>> Start DATASET RECORDS

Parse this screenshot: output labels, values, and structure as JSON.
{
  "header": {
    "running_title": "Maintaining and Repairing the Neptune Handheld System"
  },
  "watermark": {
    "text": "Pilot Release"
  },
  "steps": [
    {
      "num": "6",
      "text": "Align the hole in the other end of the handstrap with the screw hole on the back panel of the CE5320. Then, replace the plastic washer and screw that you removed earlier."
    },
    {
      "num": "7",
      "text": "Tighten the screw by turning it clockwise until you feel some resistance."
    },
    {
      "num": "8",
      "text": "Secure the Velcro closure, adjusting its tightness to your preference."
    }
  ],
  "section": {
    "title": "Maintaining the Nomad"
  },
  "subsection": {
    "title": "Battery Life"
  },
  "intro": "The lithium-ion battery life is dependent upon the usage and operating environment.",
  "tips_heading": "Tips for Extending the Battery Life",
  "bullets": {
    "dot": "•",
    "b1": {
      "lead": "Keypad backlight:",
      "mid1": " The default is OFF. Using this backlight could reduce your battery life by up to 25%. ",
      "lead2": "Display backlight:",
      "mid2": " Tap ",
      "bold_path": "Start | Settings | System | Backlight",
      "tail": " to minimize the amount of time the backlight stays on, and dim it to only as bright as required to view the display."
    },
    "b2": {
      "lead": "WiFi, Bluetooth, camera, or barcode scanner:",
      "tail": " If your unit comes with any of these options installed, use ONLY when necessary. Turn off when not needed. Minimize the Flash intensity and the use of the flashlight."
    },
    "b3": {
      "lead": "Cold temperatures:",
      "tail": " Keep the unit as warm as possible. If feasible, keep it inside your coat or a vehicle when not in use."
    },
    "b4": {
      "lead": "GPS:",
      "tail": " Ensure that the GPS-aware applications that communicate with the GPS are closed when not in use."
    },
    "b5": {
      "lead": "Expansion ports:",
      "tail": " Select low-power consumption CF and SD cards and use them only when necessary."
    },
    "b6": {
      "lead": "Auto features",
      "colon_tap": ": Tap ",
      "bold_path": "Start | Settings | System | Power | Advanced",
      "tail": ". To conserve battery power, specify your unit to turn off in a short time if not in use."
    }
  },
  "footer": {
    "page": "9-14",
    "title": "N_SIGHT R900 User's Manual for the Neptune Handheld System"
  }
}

>> End DATASET RECORDS

# TASK:
Pull out each line containing the word "time" and copy it.

# RESULT OF THIS TASK:
      "tail": " to minimize the amount of time the backlight stays on, and dim it to only as bright as required to view the display."
      "tail": ". To conserve battery power, specify your unit to turn off in a short time if not in use."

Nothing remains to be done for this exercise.